• Problem to work on: Extract every line below, verbatim.

• Task inputs:
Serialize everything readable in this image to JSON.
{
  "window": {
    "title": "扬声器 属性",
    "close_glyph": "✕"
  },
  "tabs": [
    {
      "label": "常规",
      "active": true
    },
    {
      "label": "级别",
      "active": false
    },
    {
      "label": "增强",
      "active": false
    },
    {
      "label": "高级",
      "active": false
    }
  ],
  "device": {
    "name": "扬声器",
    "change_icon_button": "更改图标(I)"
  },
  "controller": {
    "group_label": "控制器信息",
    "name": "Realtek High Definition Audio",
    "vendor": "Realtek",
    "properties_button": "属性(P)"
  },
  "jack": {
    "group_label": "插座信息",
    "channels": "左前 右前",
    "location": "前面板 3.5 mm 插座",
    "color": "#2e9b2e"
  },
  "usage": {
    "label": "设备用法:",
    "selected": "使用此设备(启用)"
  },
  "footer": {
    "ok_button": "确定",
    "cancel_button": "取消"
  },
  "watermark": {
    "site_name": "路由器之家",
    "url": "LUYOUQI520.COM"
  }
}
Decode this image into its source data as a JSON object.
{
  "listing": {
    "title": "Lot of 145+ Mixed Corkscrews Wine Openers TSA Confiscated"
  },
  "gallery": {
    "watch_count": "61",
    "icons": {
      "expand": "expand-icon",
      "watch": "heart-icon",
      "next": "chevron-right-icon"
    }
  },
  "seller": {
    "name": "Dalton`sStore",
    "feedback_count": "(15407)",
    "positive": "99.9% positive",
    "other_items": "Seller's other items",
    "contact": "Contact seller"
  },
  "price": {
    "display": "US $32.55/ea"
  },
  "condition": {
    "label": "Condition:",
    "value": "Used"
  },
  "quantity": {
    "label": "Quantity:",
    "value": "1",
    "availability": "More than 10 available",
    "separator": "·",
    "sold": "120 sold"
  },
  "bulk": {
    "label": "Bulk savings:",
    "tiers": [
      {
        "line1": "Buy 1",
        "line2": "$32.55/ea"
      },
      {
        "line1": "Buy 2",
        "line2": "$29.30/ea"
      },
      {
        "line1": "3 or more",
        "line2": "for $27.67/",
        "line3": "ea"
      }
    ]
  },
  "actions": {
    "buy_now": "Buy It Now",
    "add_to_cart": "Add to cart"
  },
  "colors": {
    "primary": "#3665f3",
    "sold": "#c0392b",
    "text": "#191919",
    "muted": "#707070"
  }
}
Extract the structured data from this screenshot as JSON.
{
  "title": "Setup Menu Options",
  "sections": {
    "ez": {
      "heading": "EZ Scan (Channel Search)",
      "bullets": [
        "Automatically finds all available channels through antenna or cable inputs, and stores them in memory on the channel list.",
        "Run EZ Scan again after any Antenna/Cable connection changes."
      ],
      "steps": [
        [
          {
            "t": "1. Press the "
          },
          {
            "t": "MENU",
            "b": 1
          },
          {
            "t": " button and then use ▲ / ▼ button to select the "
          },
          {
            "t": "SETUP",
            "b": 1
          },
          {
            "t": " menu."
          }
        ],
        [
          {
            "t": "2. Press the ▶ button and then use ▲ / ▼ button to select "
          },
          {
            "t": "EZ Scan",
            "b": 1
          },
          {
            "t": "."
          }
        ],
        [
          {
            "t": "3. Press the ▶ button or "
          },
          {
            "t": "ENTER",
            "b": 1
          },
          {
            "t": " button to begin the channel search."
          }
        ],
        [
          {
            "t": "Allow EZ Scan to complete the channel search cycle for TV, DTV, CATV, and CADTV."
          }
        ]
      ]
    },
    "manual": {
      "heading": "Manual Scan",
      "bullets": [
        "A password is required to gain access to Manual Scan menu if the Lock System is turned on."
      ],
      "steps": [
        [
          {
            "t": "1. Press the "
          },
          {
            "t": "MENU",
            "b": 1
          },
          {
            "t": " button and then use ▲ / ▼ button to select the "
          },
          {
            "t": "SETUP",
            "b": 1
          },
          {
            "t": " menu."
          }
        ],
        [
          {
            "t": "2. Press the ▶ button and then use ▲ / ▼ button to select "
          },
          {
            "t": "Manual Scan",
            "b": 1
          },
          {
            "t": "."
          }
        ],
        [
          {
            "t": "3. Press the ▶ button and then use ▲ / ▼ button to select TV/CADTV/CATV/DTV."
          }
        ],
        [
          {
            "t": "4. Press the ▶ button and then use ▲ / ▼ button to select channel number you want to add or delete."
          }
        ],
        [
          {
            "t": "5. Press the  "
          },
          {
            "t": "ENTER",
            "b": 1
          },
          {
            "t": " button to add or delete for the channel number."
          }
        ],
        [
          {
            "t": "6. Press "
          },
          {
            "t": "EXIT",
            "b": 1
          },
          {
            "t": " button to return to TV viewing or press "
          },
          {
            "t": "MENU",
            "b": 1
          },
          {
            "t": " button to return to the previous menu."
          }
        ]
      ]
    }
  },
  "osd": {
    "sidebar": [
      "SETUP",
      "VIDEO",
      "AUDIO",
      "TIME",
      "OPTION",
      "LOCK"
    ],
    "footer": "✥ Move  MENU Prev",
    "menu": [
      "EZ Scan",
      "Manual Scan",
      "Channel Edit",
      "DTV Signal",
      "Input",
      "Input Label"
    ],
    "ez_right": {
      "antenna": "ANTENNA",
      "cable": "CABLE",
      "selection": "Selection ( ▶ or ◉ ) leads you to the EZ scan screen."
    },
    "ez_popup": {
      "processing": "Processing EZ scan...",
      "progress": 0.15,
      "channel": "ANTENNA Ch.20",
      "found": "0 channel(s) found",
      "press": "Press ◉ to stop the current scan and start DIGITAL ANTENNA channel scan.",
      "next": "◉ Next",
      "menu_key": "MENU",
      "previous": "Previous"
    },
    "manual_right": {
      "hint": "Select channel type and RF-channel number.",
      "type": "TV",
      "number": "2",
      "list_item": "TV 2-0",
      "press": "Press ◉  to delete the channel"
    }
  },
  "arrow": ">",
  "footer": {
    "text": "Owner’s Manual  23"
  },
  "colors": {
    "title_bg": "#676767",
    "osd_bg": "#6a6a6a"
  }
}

• Finished task:
Serialize everything readable in this image to JSON.
{
  "window": {
    "title": "扬声器 属性",
    "close_glyph": "✕"
  },
  "tabs": [
    {
      "label": "常规",
      "active": true
    },
    {
      "label": "级别",
      "active": false
    },
    {
      "label": "增强",
      "active": false
    },
    {
      "label": "高级",
      "active": false
    }
  ],
  "device": {
    "name": "扬声器",
    "change_icon_button": "更改图标(I)"
  },
  "controller": {
    "group_label": "控制器信息",
    "name": "Realtek High Definition Audio",
    "vendor": "Realtek",
    "properties_button": "属性(P)"
  },
  "jack": {
    "group_label": "插座信息",
    "channels": "左前 右前",
    "location": "前面板 3.5 mm 插座",
    "color": "#2e9b2e"
  },
  "usage": {
    "label": "设备用法:",
    "selected": "使用此设备(启用)"
  },
  "footer": {
    "ok_button": "确定",
    "cancel_button": "取消"
  },
  "watermark": {
    "site_name": "路由器之家",
    "url": "LUYOUQI520.COM"
  }
}
Decode this image into its source data as a JSON object.
{
  "listing": {
    "title": "Lot of 145+ Mixed Corkscrews Wine Openers TSA Confiscated"
  },
  "gallery": {
    "watch_count": "61",
    "icons": {
      "expand": "expand-icon",
      "watch": "heart-icon",
      "next": "chevron-right-icon"
    }
  },
  "seller": {
    "name": "Dalton`sStore",
    "feedback_count": "(15407)",
    "positive": "99.9% positive",
    "other_items": "Seller's other items",
    "contact": "Contact seller"
  },
  "price": {
    "display": "US $32.55/ea"
  },
  "condition": {
    "label": "Condition:",
    "value": "Used"
  },
  "quantity": {
    "label": "Quantity:",
    "value": "1",
    "availability": "More than 10 available",
    "separator": "·",
    "sold": "120 sold"
  },
  "bulk": {
    "label": "Bulk savings:",
    "tiers": [
      {
        "line1": "Buy 1",
        "line2": "$32.55/ea"
      },
      {
        "line1": "Buy 2",
        "line2": "$29.30/ea"
      },
      {
        "line1": "3 or more",
        "line2": "for $27.67/",
        "line3": "ea"
      }
    ]
  },
  "actions": {
    "buy_now": "Buy It Now",
    "add_to_cart": "Add to cart"
  },
  "colors": {
    "primary": "#3665f3",
    "sold": "#c0392b",
    "text": "#191919",
    "muted": "#707070"
  }
}
Extract the structured data from this screenshot as JSON.
{
  "title": "Setup Menu Options",
  "sections": {
    "ez": {
      "heading": "EZ Scan (Channel Search)",
      "bullets": [
        "Automatically finds all available channels through antenna or cable inputs, and stores them in memory on the channel list.",
        "Run EZ Scan again after any Antenna/Cable connection changes."
      ],
      "steps": [
        [
          {
            "t": "1. Press the "
          },
          {
            "t": "MENU",
            "b": 1
          },
          {
            "t": " button and then use ▲ / ▼ button to select the "
          },
          {
            "t": "SETUP",
            "b": 1
          },
          {
            "t": " menu."
          }
        ],
        [
          {
            "t": "2. Press the ▶ button and then use ▲ / ▼ button to select "
          },
          {
            "t": "EZ Scan",
            "b": 1
          },
          {
            "t": "."
          }
        ],
        [
          {
            "t": "3. Press the ▶ button or "
          },
          {
            "t": "ENTER",
            "b": 1
          },
          {
            "t": " button to begin the channel search."
          }
        ],
        [
          {
            "t": "Allow EZ Scan to complete the channel search cycle for TV, DTV, CATV, and CADTV."
          }
        ]
      ]
    },
    "manual": {
      "heading": "Manual Scan",
      "bullets": [
        "A password is required to gain access to Manual Scan menu if the Lock System is turned on."
      ],
      "steps": [
        [
          {
            "t": "1. Press the "
          },
          {
            "t": "MENU",
            "b": 1
          },
          {
            "t": " button and then use ▲ / ▼ button to select the "
          },
          {
            "t": "SETUP",
            "b": 1
          },
          {
            "t": " menu."
          }
        ],
        [
          {
            "t": "2. Press the ▶ button and then use ▲ / ▼ button to select "
          },
          {
            "t": "Manual Scan",
            "b": 1
          },
          {
            "t": "."
          }
        ],
        [
          {
            "t": "3. Press the ▶ button and then use ▲ / ▼ button to select TV/CADTV/CATV/DTV."
          }
        ],
        [
          {
            "t": "4. Press the ▶ button and then use ▲ / ▼ button to select channel number you want to add or delete."
          }
        ],
        [
          {
            "t": "5. Press the  "
          },
          {
            "t": "ENTER",
            "b": 1
          },
          {
            "t": " button to add or delete for the channel number."
          }
        ],
        [
          {
            "t": "6. Press "
          },
          {
            "t": "EXIT",
            "b": 1
          },
          {
            "t": " button to return to TV viewing or press "
          },
          {
            "t": "MENU",
            "b": 1
          },
          {
            "t": " button to return to the previous menu."
          }
        ]
      ]
    }
  },
  "osd": {
    "sidebar": [
      "SETUP",
      "VIDEO",
      "AUDIO",
      "TIME",
      "OPTION",
      "LOCK"
    ],
    "footer": "✥ Move  MENU Prev",
    "menu": [
      "EZ Scan",
      "Manual Scan",
      "Channel Edit",
      "DTV Signal",
      "Input",
      "Input Label"
    ],
    "ez_right": {
      "antenna": "ANTENNA",
      "cable": "CABLE",
      "selection": "Selection ( ▶ or ◉ ) leads you to the EZ scan screen."
    },
    "ez_popup": {
      "processing": "Processing EZ scan...",
      "progress": 0.15,
      "channel": "ANTENNA Ch.20",
      "found": "0 channel(s) found",
      "press": "Press ◉ to stop the current scan and start DIGITAL ANTENNA channel scan.",
      "next": "◉ Next",
      "menu_key": "MENU",
      "previous": "Previous"
    },
    "manual_right": {
      "hint": "Select channel type and RF-channel number.",
      "type": "TV",
      "number": "2",
      "list_item": "TV 2-0",
      "press": "Press ◉  to delete the channel"
    }
  },
  "arrow": ">",
  "footer": {
    "text": "Owner’s Manual  23"
  },
  "colors": {
    "title_bg": "#676767",
    "osd_bg": "#6a6a6a"
  }
}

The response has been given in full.